# Painting Eyes



## chrisb (Jan 3, 2008)

For 1:20 figures, I having trouble with the pupil. Gave up using a brush. I shapened a round tooth pick and dotted light blue iris's on each eye. 
My problem is getting a smaller black dot for the pupil. Any advice? I'm using acrylic Model Masters.


----------



## ThinkerT (Jan 2, 2008)

I found this to be one of the biggest pains with my few efforts into figure painting as well. I ended up using the tip of a needle (one of those sorts that infest new clothes) and I still couln't get it right half the time. Fortunately, those figures are now inside passenger cars, making detailed inspections of my blunders difficult.


----------



## stevedenver (Jan 6, 2008)

i have painted whites and pupils -if you get the proportion correct is makes a nice look-never tried an iris without it looking a bit google eyed 

what i do now is simply paint a pupil-ie a very small black dot in the eye area-sometimes not centered but looking aside 

usually the shadow area under the eyebrow ridge allows this to be quite effective 

no its not like the really finemilitary minaitures but it still seems to work for me 

i use a tiny brush 0000 and lightly thinned paint -dip and wipe and then paint 

ive tried pins, wires, etc and usually get too large a pupil and not the best control over placement either-hard to get enough paint or get the paint to simply 'stamp' thinnly and not over do it and get 'em the same 

less is more-its amazing how anything like a pupil will catch youre eye on a figure-


----------



## Torby (Jan 2, 2008)

Look at people as you're walking around outside. Unless you're close, you can't see their eyes. I often don't bother to paint eyes on my 1:29 figures. 

If I do paint eyes, I add just a touch of color for the eye color, then paint eyelids over most of it. I've never bothered with pupils ;p


----------



## Bruce Chandler (Jan 2, 2008)

I just use a wash to darken the eye area. I used to paint all that detail, but you can only see it in an extreme closeup.

Most of my viewing is done a bit further away.

--*--

## WRITTEN INSTRUCTION A
Translate this sentence from the thread on painting eyes above into Spanish: "Most of my viewing is done a bit further away."
## WRITTEN INSTRUCTION B
Please continue the forum thread on painting eyes from the point where it stops.

## PROVIDED DATA

--*--

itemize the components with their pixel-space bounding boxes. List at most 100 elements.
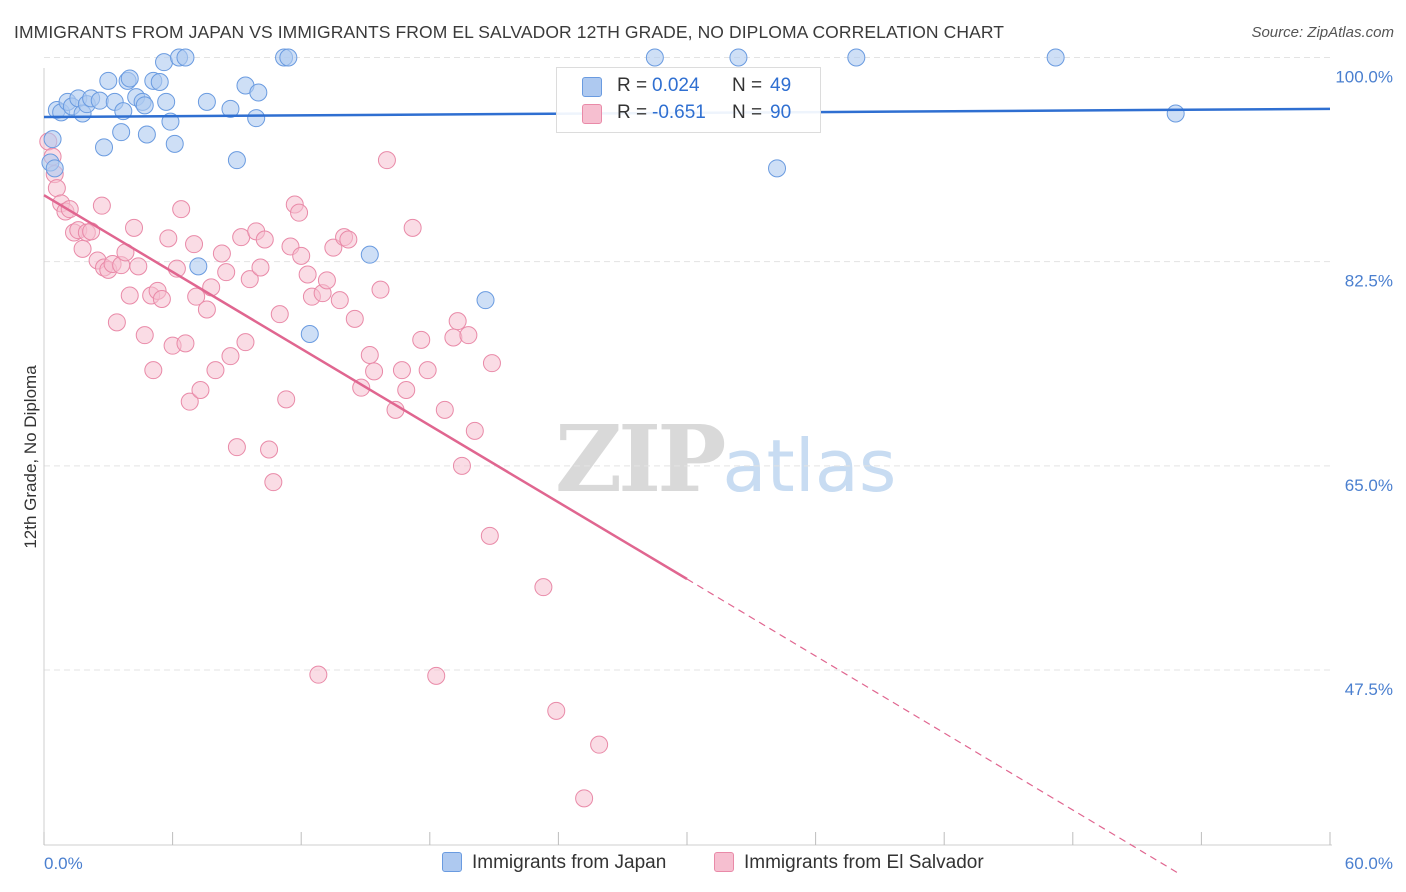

--*--

## OUTPUT A
La mayor parte de mis observaciones se hace a un poco más de distancia.

## OUTPUT B
I just used a wash on this guy:


----------



## Totalwrecker (Feb 26, 2009)

paint the pupil first and then use a small tube to add the iris. Blow into the tube so just a ring will paint. I'd suggest a # oooo hypodermic needle ground flat. Remember the lamp you are using will cause the pupil to close so paint a tad oversize.... wink wink lol


----------



## altterrain (Jan 2, 2008)

You can't even see their eyes even up close. Half of these have a small black dot in the middle of the eye and the half don't. You can't tell the difference - 










-Brian


----------



## Totalwrecker (Feb 26, 2009)

Zombies! they're all Zombies! lol


----------



## Richard Weatherby (Jan 3, 2008)

I see, said the blind man as he picked up his hammer and saw.


----------



## rkapuaala (Jan 3, 2008)

I paint whites, iris's and pupils. You can very small brushes at most art stores that work just fine. The trick is 
steady handy, 
painting between breathes,
waiting for each part to dry. 
and following a sequence. I do the lashes first, but painting the hole eye the color of the lashes which is usually a the color of the hair mixed with the color of the flesh.

I wait till that dries and paint the cornea (whites of the eyes) but not white. The cornea is usually a little pinkish on some folks and a little yellowish on others and almost always has touches of grey or dark blue. The tone should be fairly close to the skin color on caucasian people, which makes it more prounounced on people of color.
I take artistic license and tone it down a little more on darker people so they don't look shocked,,, unless of course,,, I want them to look shocked.

Next I do the dark area around the iris, usually thats a daker value of the color of the iris. 
Then I do the iris,

And finally the pupil.
Thin your paints a little, and make sure that by the time you get to the iris and the pupil your brush isn't completely loaded with color, as that will always leach over to the surrounding areas.

I don't follow the 10 foot rule, because I want to be able to get as close as I can to a figure and try and make it look as real as possible. Of course, I'm still a ways off, but so far the above steps help.


----------



## Biblegrove RR (Jan 4, 2008)

for us 1:29 guys... I am lucky to even have one eye evenly sculpted with the other! lol 
At 1st I used to use a toothpick to place a white dot and then a needle for the darker pupil, they looked bug eyed like a crack dealer or something! so now I just use 1 dark spot and move on.... 
1:20 must be much easier!?!?!?


----------



## Mik (Jan 2, 2008)

A Sharpy ultra fine marker? works for eyebrows, and Errol Flynn mustaches too (as long as the figure is dark haired) Most people squint outside, so I don't bother painting whites, just a dark dot... they look fine from 3 feet away.


----------



## jimtyp (Jan 2, 2008)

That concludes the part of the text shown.